Stored records:

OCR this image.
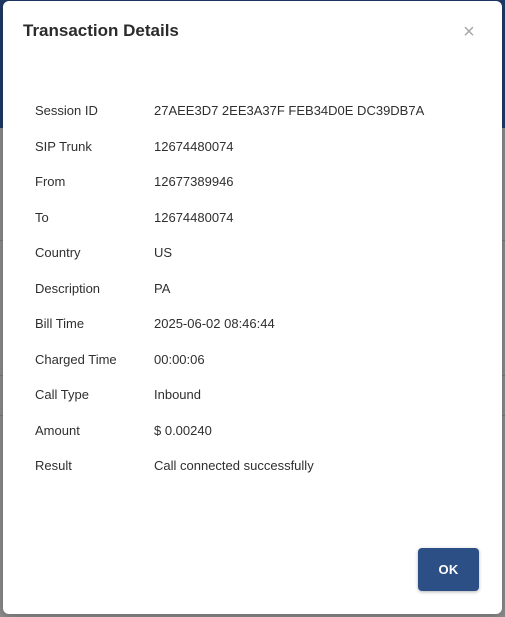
Transaction Details	×
Session ID	27AEE3D7 2EE3A37F FEB34D0E DC39DB7A
SIP Trunk	12674480074
From	12677389946
To	12674480074
Country	US
Description	PA
Bill Time	2025-06-02 08:46:44
Charged Time	00:00:06
Call Type	Inbound
Amount	$ 0.00240
Result	Call connected successfully
OK
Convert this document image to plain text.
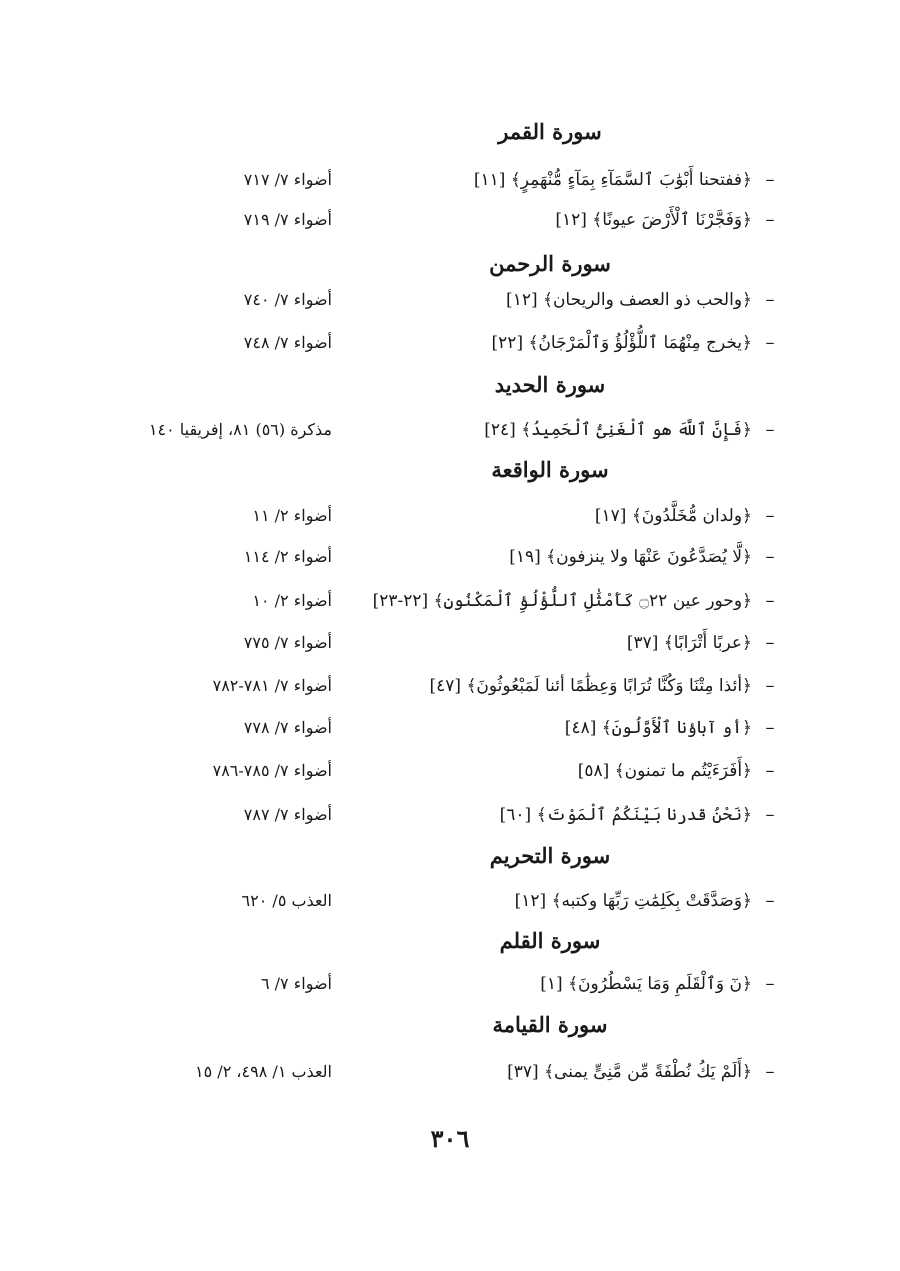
سورة القمر
–
﴿ففتحنا أَبْوَٰبَ ٱلسَّمَآءِ بِمَآءٍ مُّنْهَمِرٍ﴾ [١١]
أضواء ٧/ ٧١٧
–
﴿وَفَجَّرْنَا ٱلْأَرْضَ عيونًا﴾ [١٢]
أضواء ٧/ ٧١٩
سورة الرحمن
–
﴿والحب ذو العصف والريحان﴾ [١٢]
أضواء ٧/ ٧٤٠
–
﴿يخرج مِنْهُمَا ٱللُّؤْلُؤُ وَٱلْمَرْجَانُ﴾ [٢٢]
أضواء ٧/ ٧٤٨
سورة الحديد
–
﴿فَإِنَّ ٱللَّهَ هو ٱلْغَنِىُّ ٱلْحَمِيدُ﴾ [٢٤]
مذكرة (٥٦) ٨١، إفريقيا ١٤٠
سورة الواقعة
–
﴿ولدان مُّخَلَّدُونَ﴾ [١٧]
أضواء ٢/ ١١
–
﴿لَّا يُصَدَّعُونَ عَنْهَا ولا ينزفون﴾ [١٩]
أضواء ٢/ ١١٤
–
﴿وحور عين ۝٢٢ كَأَمْثَٰلِ ٱللُّؤْلُؤِ ٱلْمَكْنُونِ﴾ [٢٢-٢٣]
أضواء ٢/ ١٠
–
﴿عربًا أَتْرَابًا﴾ [٣٧]
أضواء ٧/ ٧٧٥
–
﴿أئذا مِتْنَا وَكُنَّا تُرَابًا وَعِظَٰمًا أئنا لَمَبْعُوثُونَ﴾ [٤٧]
أضواء ٧/ ٧٨١-٧٨٢
–
﴿أو آباؤنا ٱلْأَوَّلُونَ﴾ [٤٨]
أضواء ٧/ ٧٧٨
–
﴿أَفَرَءَيْتُم ما تمنون﴾ [٥٨]
أضواء ٧/ ٧٨٥-٧٨٦
–
﴿نَحْنُ قدرنا بَيْنَكُمُ ٱلْمَوْتَ﴾ [٦٠]
أضواء ٧/ ٧٨٧
سورة التحريم
–
﴿وَصَدَّقَتْ بِكَلِمَٰتِ رَبِّهَا وكتبه﴾ [١٢]
العذب ٥/ ٦٢٠
سورة القلم
–
﴿نٓ وَٱلْقَلَمِ وَمَا يَسْطُرُونَ﴾ [١]
أضواء ٧/ ٦
سورة القيامة
–
﴿أَلَمْ يَكُ نُطْفَةً مِّن مَّنِىٍّ يمنى﴾ [٣٧]
العذب ١/ ٤٩٨، ٢/ ١٥
٣٠٦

*Given instruction*
Leave out the pictures and print every line of the data exactly.

*Worked solution*
OCR this image.
Transaction Details	×
Session ID	27AEE3D7 2EE3A37F FEB34D0E DC39DB7A
SIP Trunk	12674480074
From	12677389946
To	12674480074
Country	US
Description	PA
Bill Time	2025-06-02 08:46:44
Charged Time	00:00:06
Call Type	Inbound
Amount	$ 0.00240
Result	Call connected successfully
OK
Convert this document image to plain text.
سورة القمر
–
﴿ففتحنا أَبْوَٰبَ ٱلسَّمَآءِ بِمَآءٍ مُّنْهَمِرٍ﴾ [١١]
أضواء ٧/ ٧١٧
–
﴿وَفَجَّرْنَا ٱلْأَرْضَ عيونًا﴾ [١٢]
أضواء ٧/ ٧١٩
سورة الرحمن
–
﴿والحب ذو العصف والريحان﴾ [١٢]
أضواء ٧/ ٧٤٠
–
﴿يخرج مِنْهُمَا ٱللُّؤْلُؤُ وَٱلْمَرْجَانُ﴾ [٢٢]
أضواء ٧/ ٧٤٨
سورة الحديد
–
﴿فَإِنَّ ٱللَّهَ هو ٱلْغَنِىُّ ٱلْحَمِيدُ﴾ [٢٤]
مذكرة (٥٦) ٨١، إفريقيا ١٤٠
سورة الواقعة
–
﴿ولدان مُّخَلَّدُونَ﴾ [١٧]
أضواء ٢/ ١١
–
﴿لَّا يُصَدَّعُونَ عَنْهَا ولا ينزفون﴾ [١٩]
أضواء ٢/ ١١٤
–
﴿وحور عين ۝٢٢ كَأَمْثَٰلِ ٱللُّؤْلُؤِ ٱلْمَكْنُونِ﴾ [٢٢-٢٣]
أضواء ٢/ ١٠
–
﴿عربًا أَتْرَابًا﴾ [٣٧]
أضواء ٧/ ٧٧٥
–
﴿أئذا مِتْنَا وَكُنَّا تُرَابًا وَعِظَٰمًا أئنا لَمَبْعُوثُونَ﴾ [٤٧]
أضواء ٧/ ٧٨١-٧٨٢
–
﴿أو آباؤنا ٱلْأَوَّلُونَ﴾ [٤٨]
أضواء ٧/ ٧٧٨
–
﴿أَفَرَءَيْتُم ما تمنون﴾ [٥٨]
أضواء ٧/ ٧٨٥-٧٨٦
–
﴿نَحْنُ قدرنا بَيْنَكُمُ ٱلْمَوْتَ﴾ [٦٠]
أضواء ٧/ ٧٨٧
سورة التحريم
–
﴿وَصَدَّقَتْ بِكَلِمَٰتِ رَبِّهَا وكتبه﴾ [١٢]
العذب ٥/ ٦٢٠
سورة القلم
–
﴿نٓ وَٱلْقَلَمِ وَمَا يَسْطُرُونَ﴾ [١]
أضواء ٧/ ٦
سورة القيامة
–
﴿أَلَمْ يَكُ نُطْفَةً مِّن مَّنِىٍّ يمنى﴾ [٣٧]
العذب ١/ ٤٩٨، ٢/ ١٥
٣٠٦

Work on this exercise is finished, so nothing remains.